— Exercise goal —
Every record should be repeated exactly, except that pictures are left out.

— Records from a data collection —
"""

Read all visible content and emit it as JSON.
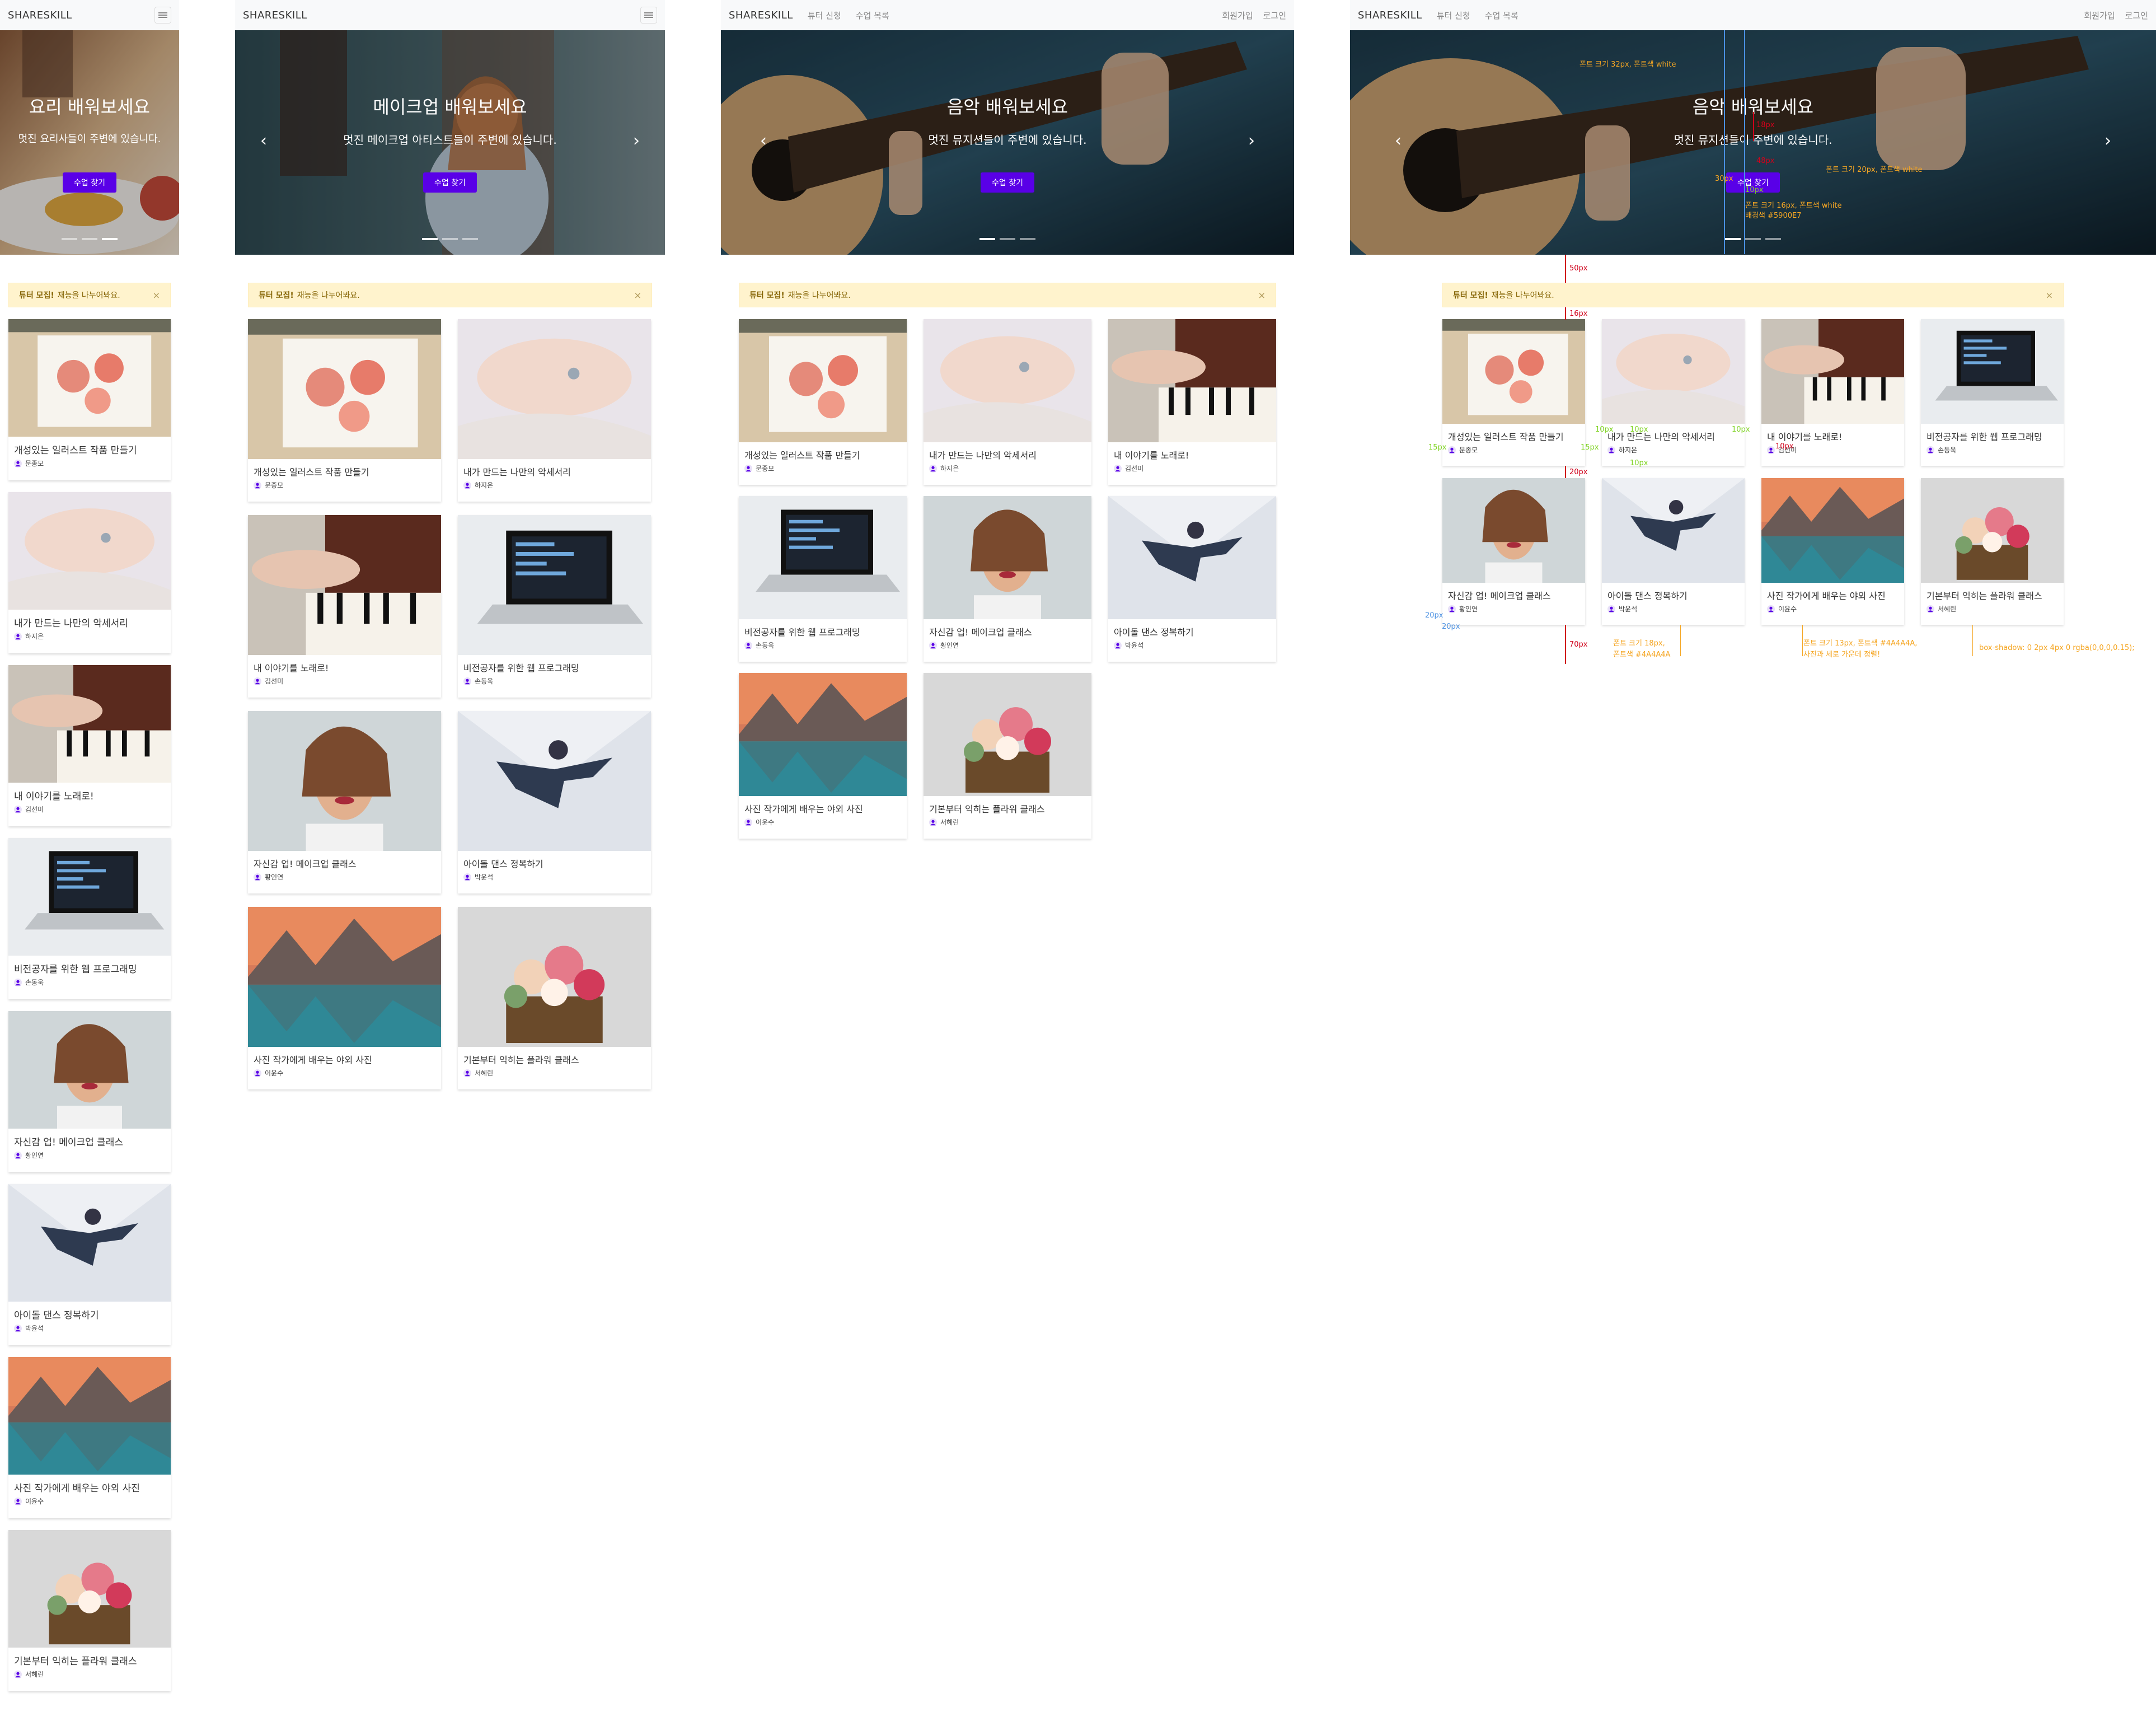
{
  "brand": "SHARESKILL",
  "nav": {
    "tutor_apply": "튜터 신청",
    "class_list": "수업 목록",
    "signup": "회원가입",
    "login": "로그인"
  },
  "heroes": [
    {
      "title": "요리 배워보세요",
      "subtitle": "멋진 요리사들이 주변에 있습니다.",
      "button": "수업 찾기"
    },
    {
      "title": "메이크업 배워보세요",
      "subtitle": "멋진 메이크업 아티스트들이 주변에 있습니다.",
      "button": "수업 찾기"
    },
    {
      "title": "음악 배워보세요",
      "subtitle": "멋진 뮤지션들이 주변에 있습니다.",
      "button": "수업 찾기"
    },
    {
      "title": "음악 배워보세요",
      "subtitle": "멋진 뮤지션들이 주변에 있습니다.",
      "button": "수업 찾기"
    }
  ],
  "alert": {
    "strong": "튜터 모집!",
    "text": "재능을 나누어봐요.",
    "close": "×"
  },
  "cards": [
    {
      "title": "개성있는 일러스트 작품 만들기",
      "author": "문종모",
      "image": "flower-illustration"
    },
    {
      "title": "내가 만드는 나만의 악세서리",
      "author": "하지은",
      "image": "hand-rings"
    },
    {
      "title": "내 이야기를 노래로!",
      "author": "김선미",
      "image": "piano"
    },
    {
      "title": "비전공자를 위한 웹 프로그래밍",
      "author": "손동욱",
      "image": "laptop-code"
    },
    {
      "title": "자신감 업! 메이크업 클래스",
      "author": "황인연",
      "image": "makeup-portrait"
    },
    {
      "title": "아이돌 댄스 정복하기",
      "author": "박윤석",
      "image": "dancer-jump"
    },
    {
      "title": "사진 작가에게 배우는 야외 사진",
      "author": "이윤수",
      "image": "mountain-lake"
    },
    {
      "title": "기본부터 익히는 플라워 클래스",
      "author": "서혜린",
      "image": "flower-basket"
    }
  ],
  "annotations": {
    "font32": "폰트 크기 32px, 폰트색 white",
    "h18": "18px",
    "h48": "48px",
    "font20": "폰트 크기 20px, 폰트색 white",
    "pad30": "30px",
    "pad10": "10px",
    "btn1": "폰트 크기 16px, 폰트색 white",
    "btn2": "배경색 #5900E7",
    "gap50": "50px",
    "gap16": "16px",
    "gap10a": "10px",
    "gap10b": "10px",
    "gap10c": "10px",
    "gap10d": "10px",
    "gap10e": "10px",
    "gap15a": "15px",
    "gap15b": "15px",
    "gap20": "20px",
    "gap20b": "20px",
    "gap20c": "20px",
    "gap70": "70px",
    "title1": "폰트 크기 18px,",
    "title2": "폰트색 #4A4A4A",
    "author1": "폰트 크기 13px, 폰트색 #4A4A4A,",
    "author2": "사진과 세로 가운데 정렬!",
    "shadow": "box-shadow: 0 2px 4px 0 rgba(0,0,0,0.15);"
  }
}
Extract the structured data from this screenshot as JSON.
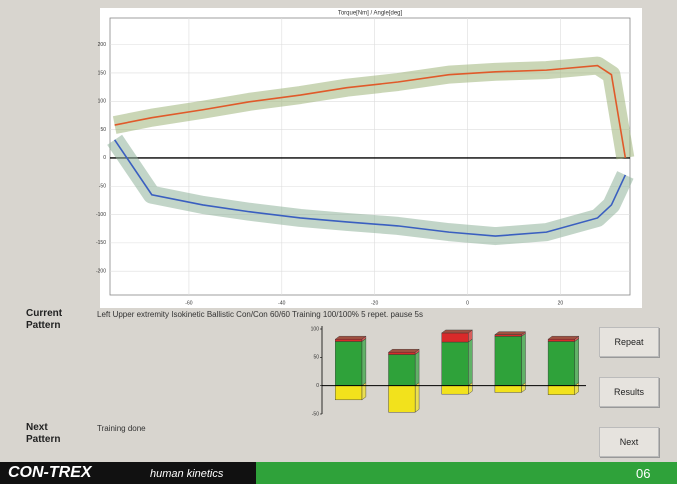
{
  "screen": {
    "current_label": "Current Pattern",
    "current_pattern": "Left Upper extremity Isokinetic Ballistic Con/Con 60/60 Training 100/100% 5 repet. pause 5s",
    "next_label": "Next Pattern",
    "next_pattern": "Training done",
    "buttons": [
      "Repeat",
      "Results",
      "Next"
    ],
    "brand": "CON-TREX",
    "brand_sub": "human kinetics",
    "page_number": "06"
  },
  "chart_data": [
    {
      "type": "line",
      "title": "Torque[Nm] / Angle[deg]",
      "x": [
        -76,
        -68,
        -57,
        -47,
        -36,
        -26,
        -15,
        -4,
        6,
        17,
        28,
        31,
        34
      ],
      "series": [
        {
          "color": "#e05a2a",
          "band_color": "#9fb57a",
          "values": [
            58,
            71,
            85,
            99,
            111,
            124,
            134,
            147,
            152,
            155,
            163,
            147,
            0
          ]
        },
        {
          "color": "#3a5fc0",
          "band_color": "#8fb39a",
          "values": [
            32,
            -65,
            -83,
            -95,
            -106,
            -113,
            -120,
            -131,
            -138,
            -131,
            -106,
            -83,
            -30
          ]
        }
      ],
      "xlim": [
        -77,
        35
      ],
      "ylim": [
        -242,
        247
      ],
      "xticks": [
        -60,
        -40,
        -20,
        0,
        20
      ],
      "yticks": [
        200,
        150,
        100,
        50,
        0,
        -50,
        -100,
        -150,
        -200
      ],
      "grid": true
    },
    {
      "type": "bar",
      "stacked": true,
      "categories": [
        null,
        null,
        null,
        null,
        null
      ],
      "series": [
        {
          "color": "#2fa23a",
          "values": [
            78,
            55,
            77,
            87,
            78
          ]
        },
        {
          "color": "#d92a2a",
          "values": [
            4,
            4,
            16,
            3,
            4
          ]
        },
        {
          "color": "#f2e21c",
          "values": [
            -25,
            -47,
            -15,
            -12,
            -16
          ]
        }
      ],
      "ylim": [
        -50,
        100
      ],
      "yticks": [
        100,
        50,
        0,
        -50
      ]
    }
  ]
}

"""

— Response for this exercise —
Read all visible content and emit it as JSON.
{
  "brand": "SHARESKILL",
  "nav": {
    "tutor_apply": "튜터 신청",
    "class_list": "수업 목록",
    "signup": "회원가입",
    "login": "로그인"
  },
  "heroes": [
    {
      "title": "요리 배워보세요",
      "subtitle": "멋진 요리사들이 주변에 있습니다.",
      "button": "수업 찾기"
    },
    {
      "title": "메이크업 배워보세요",
      "subtitle": "멋진 메이크업 아티스트들이 주변에 있습니다.",
      "button": "수업 찾기"
    },
    {
      "title": "음악 배워보세요",
      "subtitle": "멋진 뮤지션들이 주변에 있습니다.",
      "button": "수업 찾기"
    },
    {
      "title": "음악 배워보세요",
      "subtitle": "멋진 뮤지션들이 주변에 있습니다.",
      "button": "수업 찾기"
    }
  ],
  "alert": {
    "strong": "튜터 모집!",
    "text": "재능을 나누어봐요.",
    "close": "×"
  },
  "cards": [
    {
      "title": "개성있는 일러스트 작품 만들기",
      "author": "문종모",
      "image": "flower-illustration"
    },
    {
      "title": "내가 만드는 나만의 악세서리",
      "author": "하지은",
      "image": "hand-rings"
    },
    {
      "title": "내 이야기를 노래로!",
      "author": "김선미",
      "image": "piano"
    },
    {
      "title": "비전공자를 위한 웹 프로그래밍",
      "author": "손동욱",
      "image": "laptop-code"
    },
    {
      "title": "자신감 업! 메이크업 클래스",
      "author": "황인연",
      "image": "makeup-portrait"
    },
    {
      "title": "아이돌 댄스 정복하기",
      "author": "박윤석",
      "image": "dancer-jump"
    },
    {
      "title": "사진 작가에게 배우는 야외 사진",
      "author": "이윤수",
      "image": "mountain-lake"
    },
    {
      "title": "기본부터 익히는 플라워 클래스",
      "author": "서혜린",
      "image": "flower-basket"
    }
  ],
  "annotations": {
    "font32": "폰트 크기 32px, 폰트색 white",
    "h18": "18px",
    "h48": "48px",
    "font20": "폰트 크기 20px, 폰트색 white",
    "pad30": "30px",
    "pad10": "10px",
    "btn1": "폰트 크기 16px, 폰트색 white",
    "btn2": "배경색 #5900E7",
    "gap50": "50px",
    "gap16": "16px",
    "gap10a": "10px",
    "gap10b": "10px",
    "gap10c": "10px",
    "gap10d": "10px",
    "gap10e": "10px",
    "gap15a": "15px",
    "gap15b": "15px",
    "gap20": "20px",
    "gap20b": "20px",
    "gap20c": "20px",
    "gap70": "70px",
    "title1": "폰트 크기 18px,",
    "title2": "폰트색 #4A4A4A",
    "author1": "폰트 크기 13px, 폰트색 #4A4A4A,",
    "author2": "사진과 세로 가운데 정렬!",
    "shadow": "box-shadow: 0 2px 4px 0 rgba(0,0,0,0.15);"
  }
}
Extract the structured data from this screenshot as JSON.
{
  "screen": {
    "current_label": "Current Pattern",
    "current_pattern": "Left Upper extremity Isokinetic Ballistic Con/Con 60/60 Training 100/100% 5 repet. pause 5s",
    "next_label": "Next Pattern",
    "next_pattern": "Training done",
    "buttons": [
      "Repeat",
      "Results",
      "Next"
    ],
    "brand": "CON-TREX",
    "brand_sub": "human kinetics",
    "page_number": "06"
  },
  "chart_data": [
    {
      "type": "line",
      "title": "Torque[Nm] / Angle[deg]",
      "x": [
        -76,
        -68,
        -57,
        -47,
        -36,
        -26,
        -15,
        -4,
        6,
        17,
        28,
        31,
        34
      ],
      "series": [
        {
          "color": "#e05a2a",
          "band_color": "#9fb57a",
          "values": [
            58,
            71,
            85,
            99,
            111,
            124,
            134,
            147,
            152,
            155,
            163,
            147,
            0
          ]
        },
        {
          "color": "#3a5fc0",
          "band_color": "#8fb39a",
          "values": [
            32,
            -65,
            -83,
            -95,
            -106,
            -113,
            -120,
            -131,
            -138,
            -131,
            -106,
            -83,
            -30
          ]
        }
      ],
      "xlim": [
        -77,
        35
      ],
      "ylim": [
        -242,
        247
      ],
      "xticks": [
        -60,
        -40,
        -20,
        0,
        20
      ],
      "yticks": [
        200,
        150,
        100,
        50,
        0,
        -50,
        -100,
        -150,
        -200
      ],
      "grid": true
    },
    {
      "type": "bar",
      "stacked": true,
      "categories": [
        null,
        null,
        null,
        null,
        null
      ],
      "series": [
        {
          "color": "#2fa23a",
          "values": [
            78,
            55,
            77,
            87,
            78
          ]
        },
        {
          "color": "#d92a2a",
          "values": [
            4,
            4,
            16,
            3,
            4
          ]
        },
        {
          "color": "#f2e21c",
          "values": [
            -25,
            -47,
            -15,
            -12,
            -16
          ]
        }
      ],
      "ylim": [
        -50,
        100
      ],
      "yticks": [
        100,
        50,
        0,
        -50
      ]
    }
  ]
}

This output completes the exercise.